> **Task directions**: Establish how many lines in the material include the string "ориентированные" and report it as a lone number.
********************
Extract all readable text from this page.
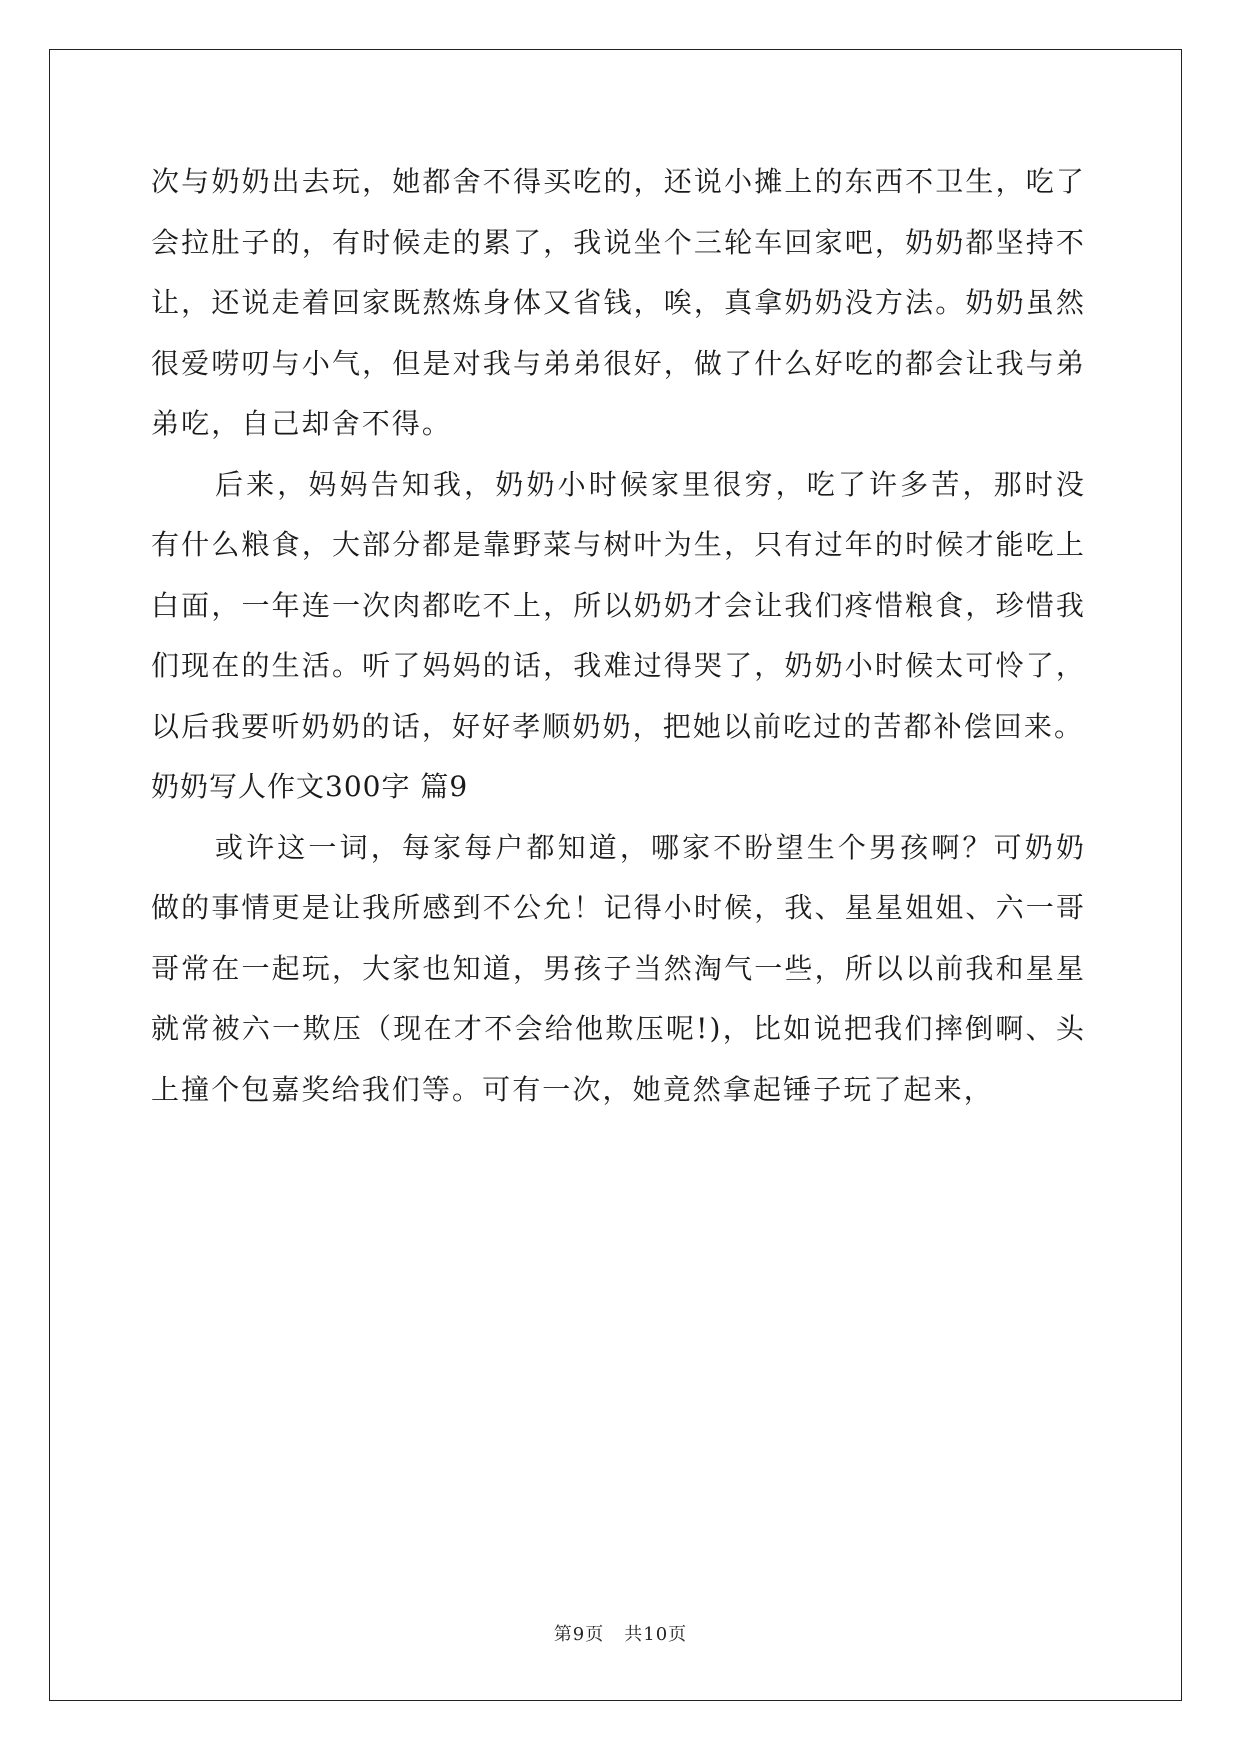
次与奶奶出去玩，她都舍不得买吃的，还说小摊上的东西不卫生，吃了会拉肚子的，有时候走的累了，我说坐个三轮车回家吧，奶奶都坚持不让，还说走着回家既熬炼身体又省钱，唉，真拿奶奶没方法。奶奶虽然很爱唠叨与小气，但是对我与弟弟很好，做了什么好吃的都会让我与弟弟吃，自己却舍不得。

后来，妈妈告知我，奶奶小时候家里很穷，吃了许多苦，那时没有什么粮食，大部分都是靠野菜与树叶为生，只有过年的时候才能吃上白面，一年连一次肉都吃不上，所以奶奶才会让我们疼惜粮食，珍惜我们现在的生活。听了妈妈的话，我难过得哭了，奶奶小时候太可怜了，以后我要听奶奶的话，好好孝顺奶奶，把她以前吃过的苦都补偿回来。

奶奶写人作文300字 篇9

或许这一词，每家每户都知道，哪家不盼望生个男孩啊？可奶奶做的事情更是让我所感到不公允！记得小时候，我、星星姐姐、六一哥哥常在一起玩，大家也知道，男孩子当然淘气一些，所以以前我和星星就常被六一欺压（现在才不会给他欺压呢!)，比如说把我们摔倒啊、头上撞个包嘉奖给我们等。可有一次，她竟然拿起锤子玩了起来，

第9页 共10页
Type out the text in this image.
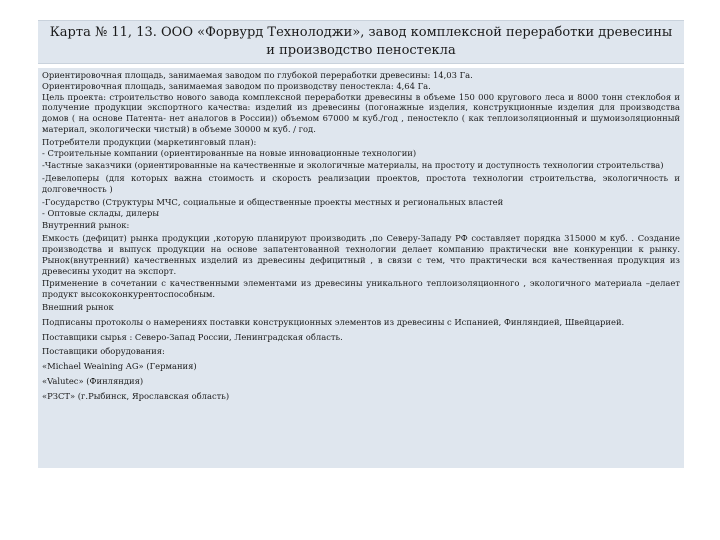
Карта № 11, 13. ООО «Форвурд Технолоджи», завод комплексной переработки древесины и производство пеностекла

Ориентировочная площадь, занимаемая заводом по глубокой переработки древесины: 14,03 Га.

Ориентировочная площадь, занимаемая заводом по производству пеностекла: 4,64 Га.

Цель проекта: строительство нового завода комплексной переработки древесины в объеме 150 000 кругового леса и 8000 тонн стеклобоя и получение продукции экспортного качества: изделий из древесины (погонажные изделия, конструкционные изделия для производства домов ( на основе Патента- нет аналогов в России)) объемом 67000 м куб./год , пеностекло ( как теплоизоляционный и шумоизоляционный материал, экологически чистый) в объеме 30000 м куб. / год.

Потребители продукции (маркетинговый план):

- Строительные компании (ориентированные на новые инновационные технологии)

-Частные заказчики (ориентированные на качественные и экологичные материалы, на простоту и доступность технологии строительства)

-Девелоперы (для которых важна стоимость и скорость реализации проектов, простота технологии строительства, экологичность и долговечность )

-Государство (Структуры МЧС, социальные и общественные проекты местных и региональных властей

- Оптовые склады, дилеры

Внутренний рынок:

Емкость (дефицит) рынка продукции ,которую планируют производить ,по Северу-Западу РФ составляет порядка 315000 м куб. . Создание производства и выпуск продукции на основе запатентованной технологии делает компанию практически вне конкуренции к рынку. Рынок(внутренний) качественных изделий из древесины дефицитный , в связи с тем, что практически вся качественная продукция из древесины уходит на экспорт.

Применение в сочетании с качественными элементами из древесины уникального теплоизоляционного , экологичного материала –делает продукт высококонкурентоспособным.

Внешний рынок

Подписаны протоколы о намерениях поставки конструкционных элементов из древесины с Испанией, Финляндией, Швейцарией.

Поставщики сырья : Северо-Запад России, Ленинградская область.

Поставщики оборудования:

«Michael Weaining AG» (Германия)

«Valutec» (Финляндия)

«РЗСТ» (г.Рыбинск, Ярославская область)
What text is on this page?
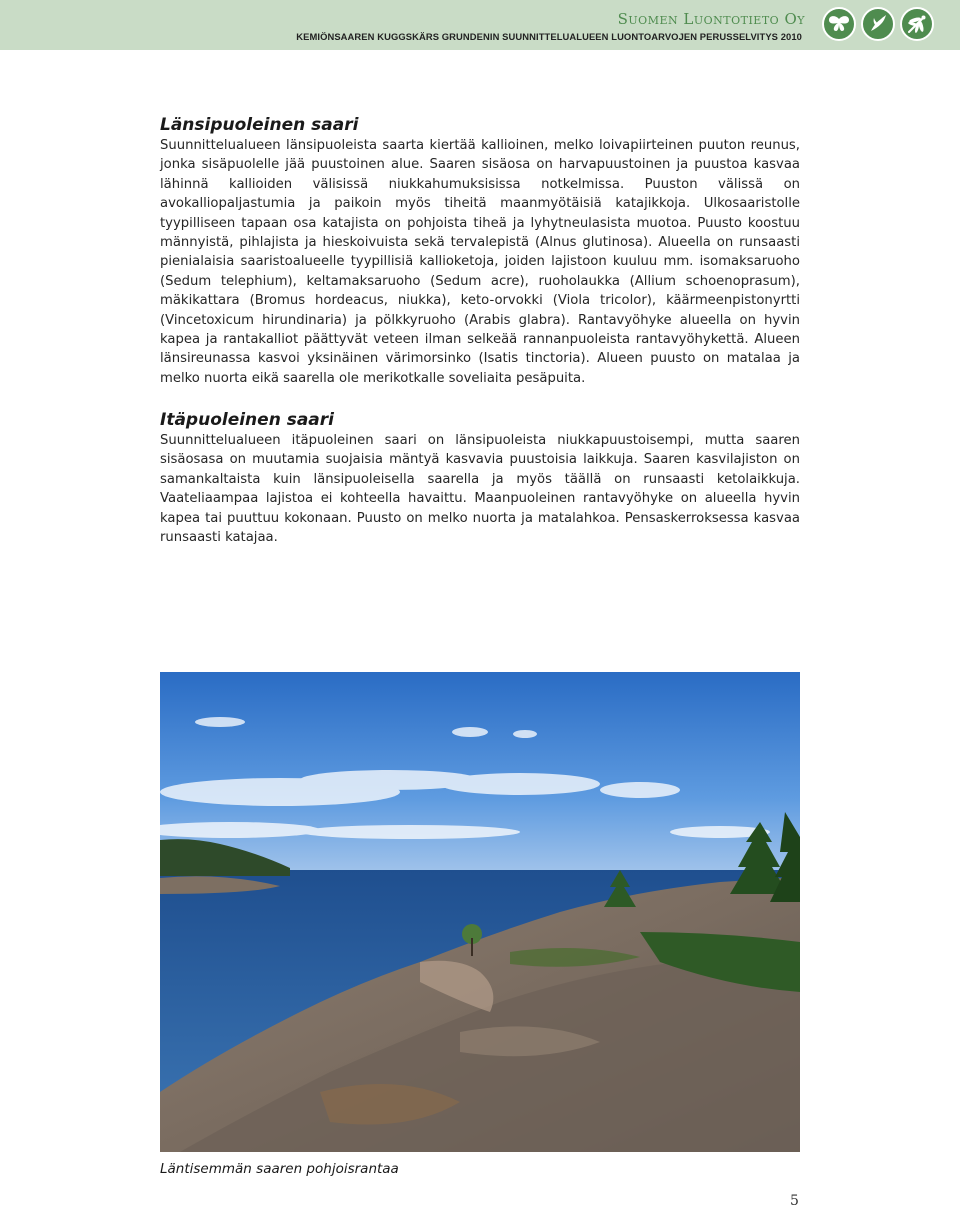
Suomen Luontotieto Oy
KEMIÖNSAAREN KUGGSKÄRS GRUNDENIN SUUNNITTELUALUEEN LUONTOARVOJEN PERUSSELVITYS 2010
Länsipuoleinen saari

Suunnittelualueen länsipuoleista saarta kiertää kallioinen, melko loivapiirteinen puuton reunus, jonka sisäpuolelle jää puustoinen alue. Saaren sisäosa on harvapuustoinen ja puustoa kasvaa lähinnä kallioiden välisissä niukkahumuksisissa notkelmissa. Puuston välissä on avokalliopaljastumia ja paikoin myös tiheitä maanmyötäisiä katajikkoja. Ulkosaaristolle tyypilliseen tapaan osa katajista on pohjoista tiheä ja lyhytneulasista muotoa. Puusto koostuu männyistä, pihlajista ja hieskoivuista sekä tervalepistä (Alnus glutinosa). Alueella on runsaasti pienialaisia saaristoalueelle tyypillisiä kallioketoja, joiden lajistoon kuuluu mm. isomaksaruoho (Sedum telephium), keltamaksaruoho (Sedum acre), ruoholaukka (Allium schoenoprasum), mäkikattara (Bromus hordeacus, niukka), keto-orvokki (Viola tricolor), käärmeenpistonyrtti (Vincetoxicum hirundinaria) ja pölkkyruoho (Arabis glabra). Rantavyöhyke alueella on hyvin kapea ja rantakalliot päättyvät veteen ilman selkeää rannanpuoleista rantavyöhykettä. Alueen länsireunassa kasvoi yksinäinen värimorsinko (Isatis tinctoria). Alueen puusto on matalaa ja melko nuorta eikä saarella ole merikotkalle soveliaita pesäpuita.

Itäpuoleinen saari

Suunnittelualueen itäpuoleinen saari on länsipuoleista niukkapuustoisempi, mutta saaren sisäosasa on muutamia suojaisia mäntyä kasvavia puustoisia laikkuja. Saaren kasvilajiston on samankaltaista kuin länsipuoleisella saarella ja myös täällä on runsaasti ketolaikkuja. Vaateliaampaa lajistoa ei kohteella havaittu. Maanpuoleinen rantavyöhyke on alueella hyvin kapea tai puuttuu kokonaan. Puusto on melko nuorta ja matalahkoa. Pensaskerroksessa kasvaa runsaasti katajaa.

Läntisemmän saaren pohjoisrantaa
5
********************
> **Result of this exercise**: 2